— Data —
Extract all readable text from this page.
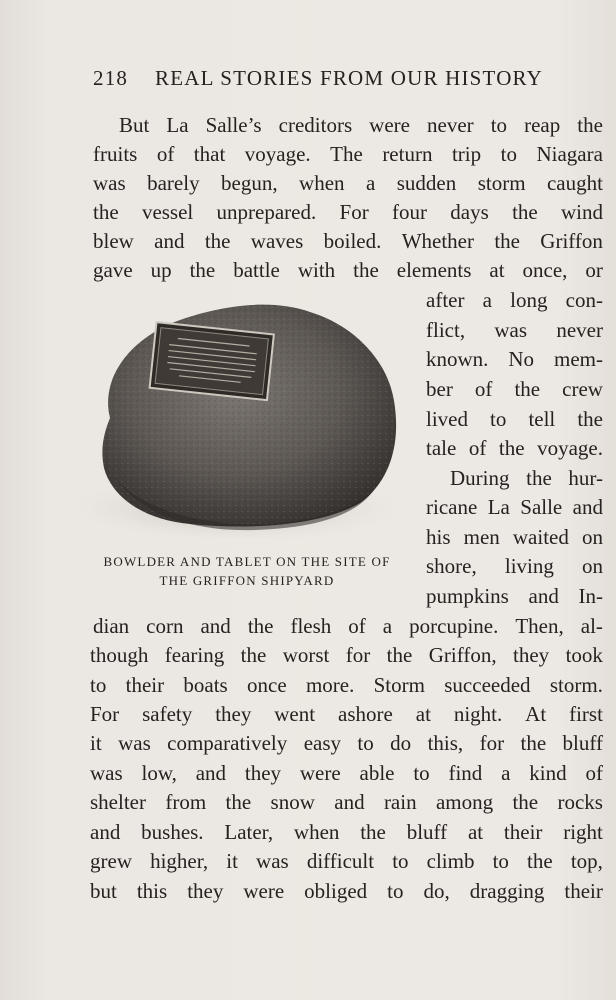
218 REAL STORIES FROM OUR HISTORY
But La Salle’s creditors were never to reap the
fruits of that voyage. The return trip to Niagara
was barely begun, when a sudden storm caught
the vessel unprepared. For four days the wind
blew and the waves boiled. Whether the Griffon
gave up the battle with the elements at once, or
after a long con-
flict, was never
known. No mem-
ber of the crew
lived to tell the
tale of the voyage.
During the hur-
ricane La Salle and
his men waited on
shore, living on
pumpkins and In-
dian corn and the flesh of a porcupine. Then, al-
though fearing the worst for the Griffon, they took
to their boats once more. Storm succeeded storm.
For safety they went ashore at night. At first
it was comparatively easy to do this, for the bluff
was low, and they were able to find a kind of
shelter from the snow and rain among the rocks
and bushes. Later, when the bluff at their right
grew higher, it was difficult to climb to the top,
but this they were obliged to do, dragging their
BOWLDER AND TABLET ON THE SITE OF
THE GRIFFON SHIPYARD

— What you should do —
Repeat the listing above exactly, with no pictures.

— Correct result —
Extract all readable text from this page.
218 REAL STORIES FROM OUR HISTORY
But La Salle’s creditors were never to reap the
fruits of that voyage. The return trip to Niagara
was barely begun, when a sudden storm caught
the vessel unprepared. For four days the wind
blew and the waves boiled. Whether the Griffon
gave up the battle with the elements at once, or
after a long con-
flict, was never
known. No mem-
ber of the crew
lived to tell the
tale of the voyage.
During the hur-
ricane La Salle and
his men waited on
shore, living on
pumpkins and In-
dian corn and the flesh of a porcupine. Then, al-
though fearing the worst for the Griffon, they took
to their boats once more. Storm succeeded storm.
For safety they went ashore at night. At first
it was comparatively easy to do this, for the bluff
was low, and they were able to find a kind of
shelter from the snow and rain among the rocks
and bushes. Later, when the bluff at their right
grew higher, it was difficult to climb to the top,
but this they were obliged to do, dragging their
BOWLDER AND TABLET ON THE SITE OF
THE GRIFFON SHIPYARD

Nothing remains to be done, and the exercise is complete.